EXERCISE OBJECTIVE » Do not copy the pictures; transcribe all other material exactly.

----

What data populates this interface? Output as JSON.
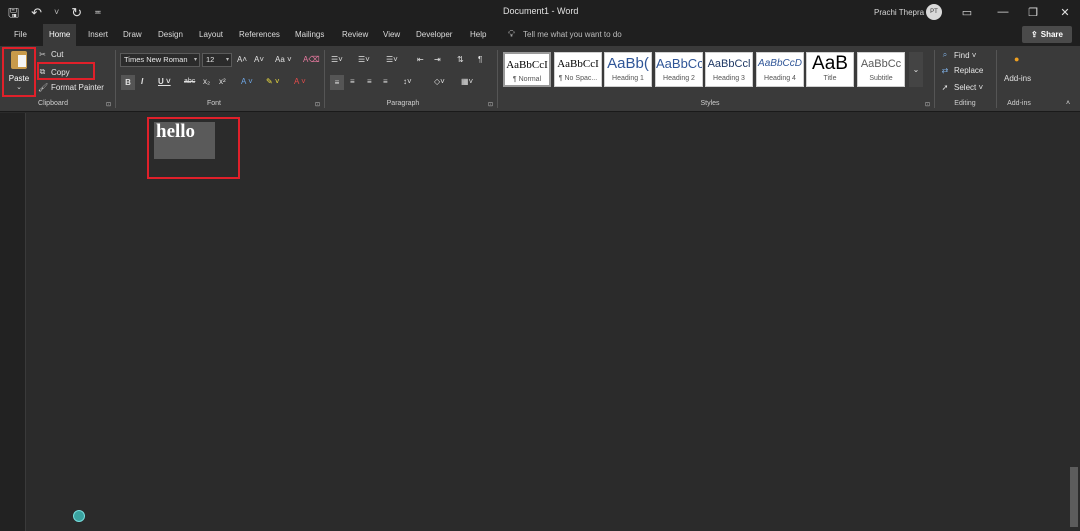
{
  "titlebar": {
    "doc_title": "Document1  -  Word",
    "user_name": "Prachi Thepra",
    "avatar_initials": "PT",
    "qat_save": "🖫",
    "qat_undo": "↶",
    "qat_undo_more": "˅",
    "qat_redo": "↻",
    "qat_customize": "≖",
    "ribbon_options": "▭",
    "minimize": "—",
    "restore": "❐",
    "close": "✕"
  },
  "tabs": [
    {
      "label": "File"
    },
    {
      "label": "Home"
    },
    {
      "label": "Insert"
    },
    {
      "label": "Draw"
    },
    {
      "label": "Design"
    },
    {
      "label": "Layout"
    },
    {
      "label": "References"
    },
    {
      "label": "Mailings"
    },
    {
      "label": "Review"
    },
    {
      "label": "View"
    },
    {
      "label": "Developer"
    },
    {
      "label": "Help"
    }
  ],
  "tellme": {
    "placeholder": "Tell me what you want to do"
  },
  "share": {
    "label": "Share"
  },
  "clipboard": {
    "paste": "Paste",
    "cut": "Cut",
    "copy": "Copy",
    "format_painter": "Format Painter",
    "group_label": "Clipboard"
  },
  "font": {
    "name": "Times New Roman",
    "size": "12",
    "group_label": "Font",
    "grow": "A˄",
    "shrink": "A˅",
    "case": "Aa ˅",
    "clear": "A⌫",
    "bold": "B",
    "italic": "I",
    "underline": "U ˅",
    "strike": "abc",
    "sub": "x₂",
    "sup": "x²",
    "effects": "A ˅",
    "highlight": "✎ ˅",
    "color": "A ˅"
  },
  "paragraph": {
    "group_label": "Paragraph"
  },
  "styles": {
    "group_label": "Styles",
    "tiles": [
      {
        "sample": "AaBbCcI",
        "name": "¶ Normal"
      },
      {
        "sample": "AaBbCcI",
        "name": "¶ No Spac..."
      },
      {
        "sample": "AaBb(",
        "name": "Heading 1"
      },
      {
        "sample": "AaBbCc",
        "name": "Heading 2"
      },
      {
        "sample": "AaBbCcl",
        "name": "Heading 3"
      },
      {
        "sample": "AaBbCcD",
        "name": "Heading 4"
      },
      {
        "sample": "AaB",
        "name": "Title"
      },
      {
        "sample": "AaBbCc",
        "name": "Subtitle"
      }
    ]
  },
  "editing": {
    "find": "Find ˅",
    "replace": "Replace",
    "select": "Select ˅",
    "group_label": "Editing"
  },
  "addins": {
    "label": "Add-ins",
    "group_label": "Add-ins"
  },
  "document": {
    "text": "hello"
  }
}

----

ANSWER »
What data populates this interface? Output as JSON.
{
  "titlebar": {
    "doc_title": "Document1  -  Word",
    "user_name": "Prachi Thepra",
    "avatar_initials": "PT",
    "qat_save": "🖫",
    "qat_undo": "↶",
    "qat_undo_more": "˅",
    "qat_redo": "↻",
    "qat_customize": "≖",
    "ribbon_options": "▭",
    "minimize": "—",
    "restore": "❐",
    "close": "✕"
  },
  "tabs": [
    {
      "label": "File"
    },
    {
      "label": "Home"
    },
    {
      "label": "Insert"
    },
    {
      "label": "Draw"
    },
    {
      "label": "Design"
    },
    {
      "label": "Layout"
    },
    {
      "label": "References"
    },
    {
      "label": "Mailings"
    },
    {
      "label": "Review"
    },
    {
      "label": "View"
    },
    {
      "label": "Developer"
    },
    {
      "label": "Help"
    }
  ],
  "tellme": {
    "placeholder": "Tell me what you want to do"
  },
  "share": {
    "label": "Share"
  },
  "clipboard": {
    "paste": "Paste",
    "cut": "Cut",
    "copy": "Copy",
    "format_painter": "Format Painter",
    "group_label": "Clipboard"
  },
  "font": {
    "name": "Times New Roman",
    "size": "12",
    "group_label": "Font",
    "grow": "A˄",
    "shrink": "A˅",
    "case": "Aa ˅",
    "clear": "A⌫",
    "bold": "B",
    "italic": "I",
    "underline": "U ˅",
    "strike": "abc",
    "sub": "x₂",
    "sup": "x²",
    "effects": "A ˅",
    "highlight": "✎ ˅",
    "color": "A ˅"
  },
  "paragraph": {
    "group_label": "Paragraph"
  },
  "styles": {
    "group_label": "Styles",
    "tiles": [
      {
        "sample": "AaBbCcI",
        "name": "¶ Normal"
      },
      {
        "sample": "AaBbCcI",
        "name": "¶ No Spac..."
      },
      {
        "sample": "AaBb(",
        "name": "Heading 1"
      },
      {
        "sample": "AaBbCc",
        "name": "Heading 2"
      },
      {
        "sample": "AaBbCcl",
        "name": "Heading 3"
      },
      {
        "sample": "AaBbCcD",
        "name": "Heading 4"
      },
      {
        "sample": "AaB",
        "name": "Title"
      },
      {
        "sample": "AaBbCc",
        "name": "Subtitle"
      }
    ]
  },
  "editing": {
    "find": "Find ˅",
    "replace": "Replace",
    "select": "Select ˅",
    "group_label": "Editing"
  },
  "addins": {
    "label": "Add-ins",
    "group_label": "Add-ins"
  },
  "document": {
    "text": "hello"
  }
}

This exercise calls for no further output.